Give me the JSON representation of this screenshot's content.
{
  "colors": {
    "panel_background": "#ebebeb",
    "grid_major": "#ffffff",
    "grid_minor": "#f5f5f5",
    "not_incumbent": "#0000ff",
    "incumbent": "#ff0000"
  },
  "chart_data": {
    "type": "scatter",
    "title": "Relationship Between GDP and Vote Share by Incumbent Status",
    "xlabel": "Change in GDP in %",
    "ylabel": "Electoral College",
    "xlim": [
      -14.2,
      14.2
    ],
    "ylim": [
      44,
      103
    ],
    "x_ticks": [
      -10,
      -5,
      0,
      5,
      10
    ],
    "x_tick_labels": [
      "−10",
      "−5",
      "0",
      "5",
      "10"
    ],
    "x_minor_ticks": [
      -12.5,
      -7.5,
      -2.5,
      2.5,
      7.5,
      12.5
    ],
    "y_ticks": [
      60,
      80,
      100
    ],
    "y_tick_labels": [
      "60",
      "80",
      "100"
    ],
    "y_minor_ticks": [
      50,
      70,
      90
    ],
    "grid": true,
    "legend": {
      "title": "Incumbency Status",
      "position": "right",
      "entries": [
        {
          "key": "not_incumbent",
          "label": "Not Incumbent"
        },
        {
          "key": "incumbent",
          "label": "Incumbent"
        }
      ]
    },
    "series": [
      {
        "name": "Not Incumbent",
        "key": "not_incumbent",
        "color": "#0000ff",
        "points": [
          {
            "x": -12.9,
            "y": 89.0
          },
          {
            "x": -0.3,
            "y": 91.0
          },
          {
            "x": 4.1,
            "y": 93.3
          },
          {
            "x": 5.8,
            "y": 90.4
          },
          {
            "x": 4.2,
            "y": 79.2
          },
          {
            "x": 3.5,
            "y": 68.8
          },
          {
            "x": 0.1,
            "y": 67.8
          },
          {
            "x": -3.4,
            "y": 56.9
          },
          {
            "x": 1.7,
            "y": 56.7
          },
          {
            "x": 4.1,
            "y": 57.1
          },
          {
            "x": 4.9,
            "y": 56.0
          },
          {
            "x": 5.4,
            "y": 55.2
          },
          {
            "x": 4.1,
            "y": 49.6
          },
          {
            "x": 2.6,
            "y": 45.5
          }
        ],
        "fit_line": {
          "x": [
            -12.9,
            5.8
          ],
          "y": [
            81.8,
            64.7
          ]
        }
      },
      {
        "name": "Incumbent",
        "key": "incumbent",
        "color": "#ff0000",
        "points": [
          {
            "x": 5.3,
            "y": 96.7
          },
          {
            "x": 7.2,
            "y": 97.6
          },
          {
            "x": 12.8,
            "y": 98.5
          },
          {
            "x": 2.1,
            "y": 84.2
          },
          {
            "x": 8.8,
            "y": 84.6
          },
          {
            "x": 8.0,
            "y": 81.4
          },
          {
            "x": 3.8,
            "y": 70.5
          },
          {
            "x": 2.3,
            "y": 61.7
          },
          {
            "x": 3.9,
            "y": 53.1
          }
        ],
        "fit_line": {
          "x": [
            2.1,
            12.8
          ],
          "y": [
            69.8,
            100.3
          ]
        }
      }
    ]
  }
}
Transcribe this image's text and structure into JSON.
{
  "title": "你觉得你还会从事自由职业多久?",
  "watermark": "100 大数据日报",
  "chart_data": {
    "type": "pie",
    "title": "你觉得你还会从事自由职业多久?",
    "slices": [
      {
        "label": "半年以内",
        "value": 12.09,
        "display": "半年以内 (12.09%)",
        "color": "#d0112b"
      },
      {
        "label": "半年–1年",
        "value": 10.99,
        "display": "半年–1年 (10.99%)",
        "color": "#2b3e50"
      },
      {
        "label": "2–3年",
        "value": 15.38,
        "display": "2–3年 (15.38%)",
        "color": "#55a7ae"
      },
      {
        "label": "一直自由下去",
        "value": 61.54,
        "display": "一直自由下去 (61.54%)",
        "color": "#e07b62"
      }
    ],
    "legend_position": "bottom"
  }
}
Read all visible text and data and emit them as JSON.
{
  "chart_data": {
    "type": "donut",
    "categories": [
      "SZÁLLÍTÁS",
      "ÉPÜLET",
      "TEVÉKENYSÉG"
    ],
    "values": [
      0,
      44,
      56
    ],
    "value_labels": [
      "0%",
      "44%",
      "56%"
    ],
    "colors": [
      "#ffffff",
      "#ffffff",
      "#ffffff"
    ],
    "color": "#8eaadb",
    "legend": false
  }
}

Written instruction: Extract all of the data exactly as written.

Result of the exercise:
Give me the JSON representation of this screenshot's content.
{
  "colors": {
    "panel_background": "#ebebeb",
    "grid_major": "#ffffff",
    "grid_minor": "#f5f5f5",
    "not_incumbent": "#0000ff",
    "incumbent": "#ff0000"
  },
  "chart_data": {
    "type": "scatter",
    "title": "Relationship Between GDP and Vote Share by Incumbent Status",
    "xlabel": "Change in GDP in %",
    "ylabel": "Electoral College",
    "xlim": [
      -14.2,
      14.2
    ],
    "ylim": [
      44,
      103
    ],
    "x_ticks": [
      -10,
      -5,
      0,
      5,
      10
    ],
    "x_tick_labels": [
      "−10",
      "−5",
      "0",
      "5",
      "10"
    ],
    "x_minor_ticks": [
      -12.5,
      -7.5,
      -2.5,
      2.5,
      7.5,
      12.5
    ],
    "y_ticks": [
      60,
      80,
      100
    ],
    "y_tick_labels": [
      "60",
      "80",
      "100"
    ],
    "y_minor_ticks": [
      50,
      70,
      90
    ],
    "grid": true,
    "legend": {
      "title": "Incumbency Status",
      "position": "right",
      "entries": [
        {
          "key": "not_incumbent",
          "label": "Not Incumbent"
        },
        {
          "key": "incumbent",
          "label": "Incumbent"
        }
      ]
    },
    "series": [
      {
        "name": "Not Incumbent",
        "key": "not_incumbent",
        "color": "#0000ff",
        "points": [
          {
            "x": -12.9,
            "y": 89.0
          },
          {
            "x": -0.3,
            "y": 91.0
          },
          {
            "x": 4.1,
            "y": 93.3
          },
          {
            "x": 5.8,
            "y": 90.4
          },
          {
            "x": 4.2,
            "y": 79.2
          },
          {
            "x": 3.5,
            "y": 68.8
          },
          {
            "x": 0.1,
            "y": 67.8
          },
          {
            "x": -3.4,
            "y": 56.9
          },
          {
            "x": 1.7,
            "y": 56.7
          },
          {
            "x": 4.1,
            "y": 57.1
          },
          {
            "x": 4.9,
            "y": 56.0
          },
          {
            "x": 5.4,
            "y": 55.2
          },
          {
            "x": 4.1,
            "y": 49.6
          },
          {
            "x": 2.6,
            "y": 45.5
          }
        ],
        "fit_line": {
          "x": [
            -12.9,
            5.8
          ],
          "y": [
            81.8,
            64.7
          ]
        }
      },
      {
        "name": "Incumbent",
        "key": "incumbent",
        "color": "#ff0000",
        "points": [
          {
            "x": 5.3,
            "y": 96.7
          },
          {
            "x": 7.2,
            "y": 97.6
          },
          {
            "x": 12.8,
            "y": 98.5
          },
          {
            "x": 2.1,
            "y": 84.2
          },
          {
            "x": 8.8,
            "y": 84.6
          },
          {
            "x": 8.0,
            "y": 81.4
          },
          {
            "x": 3.8,
            "y": 70.5
          },
          {
            "x": 2.3,
            "y": 61.7
          },
          {
            "x": 3.9,
            "y": 53.1
          }
        ],
        "fit_line": {
          "x": [
            2.1,
            12.8
          ],
          "y": [
            69.8,
            100.3
          ]
        }
      }
    ]
  }
}
Transcribe this image's text and structure into JSON.
{
  "title": "你觉得你还会从事自由职业多久?",
  "watermark": "100 大数据日报",
  "chart_data": {
    "type": "pie",
    "title": "你觉得你还会从事自由职业多久?",
    "slices": [
      {
        "label": "半年以内",
        "value": 12.09,
        "display": "半年以内 (12.09%)",
        "color": "#d0112b"
      },
      {
        "label": "半年–1年",
        "value": 10.99,
        "display": "半年–1年 (10.99%)",
        "color": "#2b3e50"
      },
      {
        "label": "2–3年",
        "value": 15.38,
        "display": "2–3年 (15.38%)",
        "color": "#55a7ae"
      },
      {
        "label": "一直自由下去",
        "value": 61.54,
        "display": "一直自由下去 (61.54%)",
        "color": "#e07b62"
      }
    ],
    "legend_position": "bottom"
  }
}
Read all visible text and data and emit them as JSON.
{
  "chart_data": {
    "type": "donut",
    "categories": [
      "SZÁLLÍTÁS",
      "ÉPÜLET",
      "TEVÉKENYSÉG"
    ],
    "values": [
      0,
      44,
      56
    ],
    "value_labels": [
      "0%",
      "44%",
      "56%"
    ],
    "colors": [
      "#ffffff",
      "#ffffff",
      "#ffffff"
    ],
    "color": "#8eaadb",
    "legend": false
  }
}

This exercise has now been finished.